§ **Stated goal A**
In the text on aggressive tweets and gender, why do the authors consider the request to be "unfollowed" relevant?
— Start of Reading text —
Examples of Twitter Messages and Their Scores.
Aggressive Tweets and Gender
To study online harassment and gender, we chose a popular, negative keyword, bi!ch (e.g., Felmlee et al. 2018) to scrape from the Twitter database. As noted earlier, this term is gendered in that the use of the term bi!ch often attacks feminine characteristics. Our final sample of tweets that contains a mention of this keyword was 3,540,669 tweets.
In our first analysis, we highlight social networks of Twitter “conversations” that emanate from an original tweet that uses the term bi!ch in an insulting manner to target a particular woman. In one example (Figure 1, left visual), we examine the following tweet: “Bi!ch stop lying [Crying/Laughing Emoji
].” This brief tweet accuses an anonymous female target of lying and labels her a “bi!ch.” Moreover, even without identifying the target of this attack, 10 others retweet or like the original aggressive post. In the visual figure, two network edges, or lines, represent users who both retweet and like the original post, and the other eight represent 8 users who like the original tweet.

Network visualizations of Twitter conversations based on sexist language.
In the second example (Figure 1, right visual), we illustrate a highly negative Twitter conversation, based on the tweet “well you are a terrible fuc!!ng person so unfollow me you ugly a!s stale a!s moldy a!s little bi!ch.” In this message, the originator of the message uses multiple insulting terms to attack two individuals, culminating in calling each of them a “terrible” person and using curse words and affronts to amplify the abuse. The perpetrator of this post also asks the target to “unfollow” them on Twitter. Both the nastiness of the language in the tweet and the request to be “unfollowed” are noteworthy. The latter is relevant, because unfollowing someone effectively cuts off the person not only from the bully but also from the network of other followers. Another significant aspect of this case is the relatively large network of conversation that emanates from the original post. In total there are 215 individual users who participate in this network. Interestingly, 114 of these users (53 percent) are marked private, meaning that a casual observer can see that they retweeted or liked messages in the conversation but cannot view the message content or further details about these users. Both gender examples occurred before the policy change on abusive content by Twitter.
— End of Reading text —
— Start of Record extracts —
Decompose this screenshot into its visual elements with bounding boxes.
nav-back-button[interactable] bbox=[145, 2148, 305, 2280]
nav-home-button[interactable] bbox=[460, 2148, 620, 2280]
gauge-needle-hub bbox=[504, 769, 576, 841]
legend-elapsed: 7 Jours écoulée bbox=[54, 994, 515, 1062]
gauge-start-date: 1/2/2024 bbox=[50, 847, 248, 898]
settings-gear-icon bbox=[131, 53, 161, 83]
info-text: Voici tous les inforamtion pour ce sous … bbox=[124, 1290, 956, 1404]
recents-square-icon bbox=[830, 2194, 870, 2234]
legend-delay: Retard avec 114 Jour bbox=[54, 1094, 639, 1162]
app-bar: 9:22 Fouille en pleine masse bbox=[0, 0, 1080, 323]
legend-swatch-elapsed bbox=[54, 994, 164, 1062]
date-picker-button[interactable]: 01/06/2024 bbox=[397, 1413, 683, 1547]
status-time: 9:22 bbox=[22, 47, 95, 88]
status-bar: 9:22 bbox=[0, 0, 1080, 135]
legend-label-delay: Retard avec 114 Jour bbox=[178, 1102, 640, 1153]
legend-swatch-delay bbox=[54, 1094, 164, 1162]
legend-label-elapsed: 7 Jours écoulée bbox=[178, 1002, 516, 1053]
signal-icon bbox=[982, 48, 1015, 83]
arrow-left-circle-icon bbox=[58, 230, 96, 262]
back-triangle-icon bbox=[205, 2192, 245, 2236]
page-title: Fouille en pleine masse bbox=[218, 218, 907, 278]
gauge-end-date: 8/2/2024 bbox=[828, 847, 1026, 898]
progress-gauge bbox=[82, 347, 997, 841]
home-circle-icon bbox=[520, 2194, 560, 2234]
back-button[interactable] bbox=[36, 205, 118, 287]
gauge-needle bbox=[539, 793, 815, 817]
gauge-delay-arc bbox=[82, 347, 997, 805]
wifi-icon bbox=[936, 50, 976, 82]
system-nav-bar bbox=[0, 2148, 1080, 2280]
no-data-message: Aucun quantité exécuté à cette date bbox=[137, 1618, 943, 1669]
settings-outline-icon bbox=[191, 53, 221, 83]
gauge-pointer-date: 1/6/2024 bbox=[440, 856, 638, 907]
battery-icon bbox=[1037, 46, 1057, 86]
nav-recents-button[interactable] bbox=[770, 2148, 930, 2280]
— End of Record extracts —
§ **Stated goal B**
Rewrite the listing from its start through the line containing "legend-delay: Retard avec", replacing "settings-gear-icon" with "settings-cog-icon" and leaving everything else unchanged.

§ **Worked answer A**
Unfollowing someone cuts that person off from the bully and also from the network of other followers.

§ **Worked answer B**
Decompose this screenshot into its visual elements with bounding boxes.
nav-back-button[interactable] bbox=[145, 2148, 305, 2280]
nav-home-button[interactable] bbox=[460, 2148, 620, 2280]
gauge-needle-hub bbox=[504, 769, 576, 841]
legend-elapsed: 7 Jours écoulée bbox=[54, 994, 515, 1062]
gauge-start-date: 1/2/2024 bbox=[50, 847, 248, 898]
settings-cog-icon bbox=[131, 53, 161, 83]
info-text: Voici tous les inforamtion pour ce sous … bbox=[124, 1290, 956, 1404]
recents-square-icon bbox=[830, 2194, 870, 2234]
legend-delay: Retard avec 114 Jour bbox=[54, 1094, 639, 1162]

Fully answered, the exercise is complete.